--- start ---

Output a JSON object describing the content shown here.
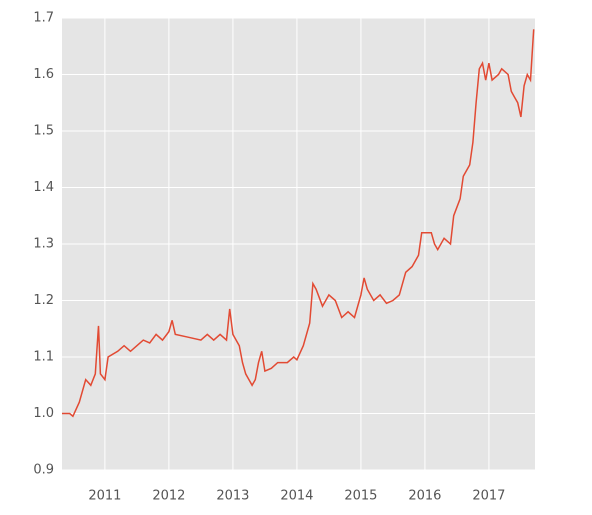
{
  "chart_data": {
    "type": "line",
    "x": [
      2010.33,
      2010.45,
      2010.5,
      2010.6,
      2010.7,
      2010.78,
      2010.85,
      2010.9,
      2010.93,
      2011.0,
      2011.05,
      2011.2,
      2011.3,
      2011.4,
      2011.5,
      2011.6,
      2011.7,
      2011.8,
      2011.9,
      2012.0,
      2012.05,
      2012.1,
      2012.3,
      2012.5,
      2012.6,
      2012.7,
      2012.8,
      2012.9,
      2012.95,
      2013.0,
      2013.1,
      2013.15,
      2013.2,
      2013.3,
      2013.35,
      2013.4,
      2013.45,
      2013.5,
      2013.6,
      2013.7,
      2013.85,
      2013.95,
      2014.0,
      2014.1,
      2014.2,
      2014.25,
      2014.3,
      2014.4,
      2014.5,
      2014.6,
      2014.7,
      2014.8,
      2014.9,
      2015.0,
      2015.05,
      2015.1,
      2015.2,
      2015.3,
      2015.4,
      2015.5,
      2015.6,
      2015.7,
      2015.8,
      2015.9,
      2015.95,
      2016.0,
      2016.1,
      2016.15,
      2016.2,
      2016.3,
      2016.4,
      2016.45,
      2016.55,
      2016.6,
      2016.7,
      2016.75,
      2016.8,
      2016.85,
      2016.9,
      2016.95,
      2017.0,
      2017.05,
      2017.15,
      2017.2,
      2017.3,
      2017.35,
      2017.4,
      2017.45,
      2017.5,
      2017.55,
      2017.6,
      2017.65,
      2017.7
    ],
    "series": [
      {
        "color": "#e24a33",
        "values": [
          1.0,
          1.0,
          0.995,
          1.02,
          1.06,
          1.05,
          1.07,
          1.155,
          1.07,
          1.06,
          1.1,
          1.11,
          1.12,
          1.11,
          1.12,
          1.13,
          1.125,
          1.14,
          1.13,
          1.145,
          1.165,
          1.14,
          1.135,
          1.13,
          1.14,
          1.13,
          1.14,
          1.13,
          1.185,
          1.14,
          1.12,
          1.09,
          1.07,
          1.05,
          1.06,
          1.09,
          1.11,
          1.075,
          1.08,
          1.09,
          1.09,
          1.1,
          1.095,
          1.12,
          1.16,
          1.23,
          1.22,
          1.19,
          1.21,
          1.2,
          1.17,
          1.18,
          1.17,
          1.21,
          1.24,
          1.22,
          1.2,
          1.21,
          1.195,
          1.2,
          1.21,
          1.25,
          1.26,
          1.28,
          1.32,
          1.32,
          1.32,
          1.3,
          1.29,
          1.31,
          1.3,
          1.35,
          1.38,
          1.42,
          1.44,
          1.48,
          1.55,
          1.61,
          1.62,
          1.59,
          1.62,
          1.59,
          1.6,
          1.61,
          1.6,
          1.57,
          1.56,
          1.55,
          1.525,
          1.58,
          1.6,
          1.59,
          1.68
        ]
      }
    ],
    "xlim": [
      2010.33,
      2017.72
    ],
    "xticks": [
      2011,
      2012,
      2013,
      2014,
      2015,
      2016,
      2017
    ],
    "ylim": [
      0.9,
      1.7
    ],
    "yticks": [
      {
        "value": 0.9,
        "label": "0.9"
      },
      {
        "value": 1.0,
        "label": "1.0"
      },
      1.1,
      1.2,
      1.3,
      1.4,
      1.5,
      1.6,
      1.7
    ],
    "grid": true
  }
}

--- end ---

Pictures stay out of the copy; please restate every record above exactly.

--- Answer to the problem ---
Output a JSON object describing the content shown here.
{
  "chart_data": {
    "type": "line",
    "x": [
      2010.33,
      2010.45,
      2010.5,
      2010.6,
      2010.7,
      2010.78,
      2010.85,
      2010.9,
      2010.93,
      2011.0,
      2011.05,
      2011.2,
      2011.3,
      2011.4,
      2011.5,
      2011.6,
      2011.7,
      2011.8,
      2011.9,
      2012.0,
      2012.05,
      2012.1,
      2012.3,
      2012.5,
      2012.6,
      2012.7,
      2012.8,
      2012.9,
      2012.95,
      2013.0,
      2013.1,
      2013.15,
      2013.2,
      2013.3,
      2013.35,
      2013.4,
      2013.45,
      2013.5,
      2013.6,
      2013.7,
      2013.85,
      2013.95,
      2014.0,
      2014.1,
      2014.2,
      2014.25,
      2014.3,
      2014.4,
      2014.5,
      2014.6,
      2014.7,
      2014.8,
      2014.9,
      2015.0,
      2015.05,
      2015.1,
      2015.2,
      2015.3,
      2015.4,
      2015.5,
      2015.6,
      2015.7,
      2015.8,
      2015.9,
      2015.95,
      2016.0,
      2016.1,
      2016.15,
      2016.2,
      2016.3,
      2016.4,
      2016.45,
      2016.55,
      2016.6,
      2016.7,
      2016.75,
      2016.8,
      2016.85,
      2016.9,
      2016.95,
      2017.0,
      2017.05,
      2017.15,
      2017.2,
      2017.3,
      2017.35,
      2017.4,
      2017.45,
      2017.5,
      2017.55,
      2017.6,
      2017.65,
      2017.7
    ],
    "series": [
      {
        "color": "#e24a33",
        "values": [
          1.0,
          1.0,
          0.995,
          1.02,
          1.06,
          1.05,
          1.07,
          1.155,
          1.07,
          1.06,
          1.1,
          1.11,
          1.12,
          1.11,
          1.12,
          1.13,
          1.125,
          1.14,
          1.13,
          1.145,
          1.165,
          1.14,
          1.135,
          1.13,
          1.14,
          1.13,
          1.14,
          1.13,
          1.185,
          1.14,
          1.12,
          1.09,
          1.07,
          1.05,
          1.06,
          1.09,
          1.11,
          1.075,
          1.08,
          1.09,
          1.09,
          1.1,
          1.095,
          1.12,
          1.16,
          1.23,
          1.22,
          1.19,
          1.21,
          1.2,
          1.17,
          1.18,
          1.17,
          1.21,
          1.24,
          1.22,
          1.2,
          1.21,
          1.195,
          1.2,
          1.21,
          1.25,
          1.26,
          1.28,
          1.32,
          1.32,
          1.32,
          1.3,
          1.29,
          1.31,
          1.3,
          1.35,
          1.38,
          1.42,
          1.44,
          1.48,
          1.55,
          1.61,
          1.62,
          1.59,
          1.62,
          1.59,
          1.6,
          1.61,
          1.6,
          1.57,
          1.56,
          1.55,
          1.525,
          1.58,
          1.6,
          1.59,
          1.68
        ]
      }
    ],
    "xlim": [
      2010.33,
      2017.72
    ],
    "xticks": [
      2011,
      2012,
      2013,
      2014,
      2015,
      2016,
      2017
    ],
    "ylim": [
      0.9,
      1.7
    ],
    "yticks": [
      {
        "value": 0.9,
        "label": "0.9"
      },
      {
        "value": 1.0,
        "label": "1.0"
      },
      1.1,
      1.2,
      1.3,
      1.4,
      1.5,
      1.6,
      1.7
    ],
    "grid": true
  }
}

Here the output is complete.